Provided material:
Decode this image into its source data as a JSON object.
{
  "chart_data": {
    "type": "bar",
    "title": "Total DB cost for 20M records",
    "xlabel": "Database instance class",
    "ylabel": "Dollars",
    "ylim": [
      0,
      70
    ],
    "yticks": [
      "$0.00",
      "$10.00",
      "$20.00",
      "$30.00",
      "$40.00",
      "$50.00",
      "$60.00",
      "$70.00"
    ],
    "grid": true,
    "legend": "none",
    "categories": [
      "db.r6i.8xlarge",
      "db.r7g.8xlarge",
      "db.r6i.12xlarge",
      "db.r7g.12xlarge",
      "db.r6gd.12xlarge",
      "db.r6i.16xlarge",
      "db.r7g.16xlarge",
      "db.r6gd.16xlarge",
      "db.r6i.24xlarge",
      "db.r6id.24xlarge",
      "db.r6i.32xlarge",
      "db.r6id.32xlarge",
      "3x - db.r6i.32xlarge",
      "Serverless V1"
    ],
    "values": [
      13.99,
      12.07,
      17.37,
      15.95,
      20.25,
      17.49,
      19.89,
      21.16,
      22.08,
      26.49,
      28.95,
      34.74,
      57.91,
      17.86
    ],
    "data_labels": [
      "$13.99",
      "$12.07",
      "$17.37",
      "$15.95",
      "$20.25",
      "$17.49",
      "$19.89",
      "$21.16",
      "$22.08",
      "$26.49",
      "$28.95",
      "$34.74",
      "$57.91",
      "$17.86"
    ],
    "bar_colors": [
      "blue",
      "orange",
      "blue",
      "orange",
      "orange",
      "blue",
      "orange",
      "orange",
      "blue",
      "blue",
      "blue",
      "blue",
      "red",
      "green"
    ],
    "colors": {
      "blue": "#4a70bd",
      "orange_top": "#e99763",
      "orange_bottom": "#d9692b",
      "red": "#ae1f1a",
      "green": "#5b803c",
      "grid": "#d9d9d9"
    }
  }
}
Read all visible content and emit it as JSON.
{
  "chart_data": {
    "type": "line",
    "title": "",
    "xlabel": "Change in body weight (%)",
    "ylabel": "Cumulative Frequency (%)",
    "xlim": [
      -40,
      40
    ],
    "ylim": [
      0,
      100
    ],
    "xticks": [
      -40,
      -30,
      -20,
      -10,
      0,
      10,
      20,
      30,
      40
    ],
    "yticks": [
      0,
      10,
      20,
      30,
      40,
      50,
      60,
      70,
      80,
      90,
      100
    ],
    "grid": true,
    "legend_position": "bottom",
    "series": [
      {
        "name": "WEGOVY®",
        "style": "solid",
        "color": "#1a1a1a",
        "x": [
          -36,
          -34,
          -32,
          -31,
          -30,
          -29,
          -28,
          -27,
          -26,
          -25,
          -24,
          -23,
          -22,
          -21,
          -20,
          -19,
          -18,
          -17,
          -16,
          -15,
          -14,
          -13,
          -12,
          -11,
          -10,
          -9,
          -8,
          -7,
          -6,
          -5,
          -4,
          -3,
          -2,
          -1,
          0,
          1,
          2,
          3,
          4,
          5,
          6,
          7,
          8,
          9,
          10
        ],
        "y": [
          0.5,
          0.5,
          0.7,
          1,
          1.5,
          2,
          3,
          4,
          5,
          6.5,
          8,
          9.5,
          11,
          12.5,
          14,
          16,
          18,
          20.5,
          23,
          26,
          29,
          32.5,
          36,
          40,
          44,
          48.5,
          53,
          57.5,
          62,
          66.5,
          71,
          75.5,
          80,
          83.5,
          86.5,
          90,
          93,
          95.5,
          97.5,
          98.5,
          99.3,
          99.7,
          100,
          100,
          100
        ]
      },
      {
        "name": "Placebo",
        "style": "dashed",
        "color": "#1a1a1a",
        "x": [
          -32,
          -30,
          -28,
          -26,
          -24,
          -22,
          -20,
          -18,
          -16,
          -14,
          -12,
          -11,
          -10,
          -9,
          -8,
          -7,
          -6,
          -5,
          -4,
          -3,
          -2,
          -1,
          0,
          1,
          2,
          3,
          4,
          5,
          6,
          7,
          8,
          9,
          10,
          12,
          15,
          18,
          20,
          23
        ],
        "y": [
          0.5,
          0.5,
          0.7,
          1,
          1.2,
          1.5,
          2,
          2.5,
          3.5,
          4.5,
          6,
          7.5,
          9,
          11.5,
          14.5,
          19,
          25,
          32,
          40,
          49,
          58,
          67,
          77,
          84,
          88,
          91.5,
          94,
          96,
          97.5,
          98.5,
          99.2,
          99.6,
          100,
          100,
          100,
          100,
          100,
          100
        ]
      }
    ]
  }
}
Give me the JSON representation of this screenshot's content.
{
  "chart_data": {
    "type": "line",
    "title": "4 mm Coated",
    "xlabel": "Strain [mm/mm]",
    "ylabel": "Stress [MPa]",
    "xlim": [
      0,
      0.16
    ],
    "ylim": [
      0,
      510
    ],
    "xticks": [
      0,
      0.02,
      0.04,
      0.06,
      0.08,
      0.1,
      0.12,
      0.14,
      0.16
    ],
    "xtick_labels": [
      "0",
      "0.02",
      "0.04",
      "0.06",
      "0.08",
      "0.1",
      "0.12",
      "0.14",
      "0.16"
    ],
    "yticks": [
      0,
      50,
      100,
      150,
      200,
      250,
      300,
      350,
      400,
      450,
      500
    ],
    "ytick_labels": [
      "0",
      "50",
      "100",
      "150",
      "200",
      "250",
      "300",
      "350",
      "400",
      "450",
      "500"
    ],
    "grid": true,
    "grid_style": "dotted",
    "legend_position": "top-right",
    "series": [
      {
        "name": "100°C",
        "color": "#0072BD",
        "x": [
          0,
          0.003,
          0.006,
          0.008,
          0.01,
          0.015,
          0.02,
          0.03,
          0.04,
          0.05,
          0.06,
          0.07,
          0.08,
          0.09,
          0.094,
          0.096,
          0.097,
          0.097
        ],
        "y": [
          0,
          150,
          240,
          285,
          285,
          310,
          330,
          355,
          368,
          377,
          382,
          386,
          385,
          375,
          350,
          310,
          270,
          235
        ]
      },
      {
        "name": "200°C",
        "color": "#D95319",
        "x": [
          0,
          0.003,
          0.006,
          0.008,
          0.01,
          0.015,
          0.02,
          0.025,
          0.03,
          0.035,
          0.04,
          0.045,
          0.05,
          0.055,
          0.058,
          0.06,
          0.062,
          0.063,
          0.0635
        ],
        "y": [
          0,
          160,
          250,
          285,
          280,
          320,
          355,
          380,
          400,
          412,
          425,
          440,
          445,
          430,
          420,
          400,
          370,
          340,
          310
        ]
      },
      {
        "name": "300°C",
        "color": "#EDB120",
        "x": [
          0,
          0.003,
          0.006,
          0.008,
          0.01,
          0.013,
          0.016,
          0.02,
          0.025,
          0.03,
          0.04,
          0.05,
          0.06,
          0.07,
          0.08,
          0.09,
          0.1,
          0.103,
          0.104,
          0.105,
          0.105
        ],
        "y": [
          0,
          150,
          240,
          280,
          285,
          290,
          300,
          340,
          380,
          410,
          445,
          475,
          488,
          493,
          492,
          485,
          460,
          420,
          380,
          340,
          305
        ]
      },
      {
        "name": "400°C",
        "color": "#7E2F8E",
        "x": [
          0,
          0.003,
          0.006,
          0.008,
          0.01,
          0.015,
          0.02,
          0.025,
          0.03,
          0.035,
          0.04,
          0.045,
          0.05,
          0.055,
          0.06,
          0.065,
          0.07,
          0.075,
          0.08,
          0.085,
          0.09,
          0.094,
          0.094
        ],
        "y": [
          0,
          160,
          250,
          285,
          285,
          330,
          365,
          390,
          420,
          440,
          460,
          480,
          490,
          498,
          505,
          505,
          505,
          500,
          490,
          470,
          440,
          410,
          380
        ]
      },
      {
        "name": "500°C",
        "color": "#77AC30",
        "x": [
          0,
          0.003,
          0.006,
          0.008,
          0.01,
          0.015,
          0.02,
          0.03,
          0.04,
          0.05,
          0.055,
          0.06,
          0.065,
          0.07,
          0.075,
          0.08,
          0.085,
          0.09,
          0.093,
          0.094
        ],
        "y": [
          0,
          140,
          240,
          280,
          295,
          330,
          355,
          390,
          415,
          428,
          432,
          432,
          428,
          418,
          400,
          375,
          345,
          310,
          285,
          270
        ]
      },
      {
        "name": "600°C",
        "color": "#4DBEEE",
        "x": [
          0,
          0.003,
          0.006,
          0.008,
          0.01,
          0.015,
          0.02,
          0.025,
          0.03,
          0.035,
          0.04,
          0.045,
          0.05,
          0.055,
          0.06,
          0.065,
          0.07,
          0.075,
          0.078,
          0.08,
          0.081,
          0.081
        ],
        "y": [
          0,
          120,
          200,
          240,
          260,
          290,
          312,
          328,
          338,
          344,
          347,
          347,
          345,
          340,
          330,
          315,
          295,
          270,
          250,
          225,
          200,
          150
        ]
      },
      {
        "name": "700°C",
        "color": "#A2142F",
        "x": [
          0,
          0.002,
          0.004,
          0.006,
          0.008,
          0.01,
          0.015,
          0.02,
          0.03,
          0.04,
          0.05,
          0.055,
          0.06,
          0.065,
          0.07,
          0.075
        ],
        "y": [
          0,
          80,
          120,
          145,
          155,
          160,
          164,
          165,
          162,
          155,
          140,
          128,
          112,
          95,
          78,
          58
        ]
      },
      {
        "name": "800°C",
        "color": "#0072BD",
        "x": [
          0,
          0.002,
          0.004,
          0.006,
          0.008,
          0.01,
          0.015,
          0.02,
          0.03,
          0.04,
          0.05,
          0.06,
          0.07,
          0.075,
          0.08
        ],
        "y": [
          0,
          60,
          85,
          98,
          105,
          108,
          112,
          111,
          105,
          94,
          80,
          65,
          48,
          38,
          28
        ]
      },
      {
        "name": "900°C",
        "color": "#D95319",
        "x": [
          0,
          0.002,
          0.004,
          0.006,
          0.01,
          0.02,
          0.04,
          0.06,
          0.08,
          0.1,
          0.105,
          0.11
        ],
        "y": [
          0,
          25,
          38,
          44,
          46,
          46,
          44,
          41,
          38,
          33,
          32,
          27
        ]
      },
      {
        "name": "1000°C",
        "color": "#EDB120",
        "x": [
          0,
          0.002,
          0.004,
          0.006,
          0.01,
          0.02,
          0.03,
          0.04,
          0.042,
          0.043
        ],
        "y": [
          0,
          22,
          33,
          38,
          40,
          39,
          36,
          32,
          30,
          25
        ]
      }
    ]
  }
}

Exercise details: Each line holding the word "content" counts once; report the total and nothing else.

Answer to this task: 2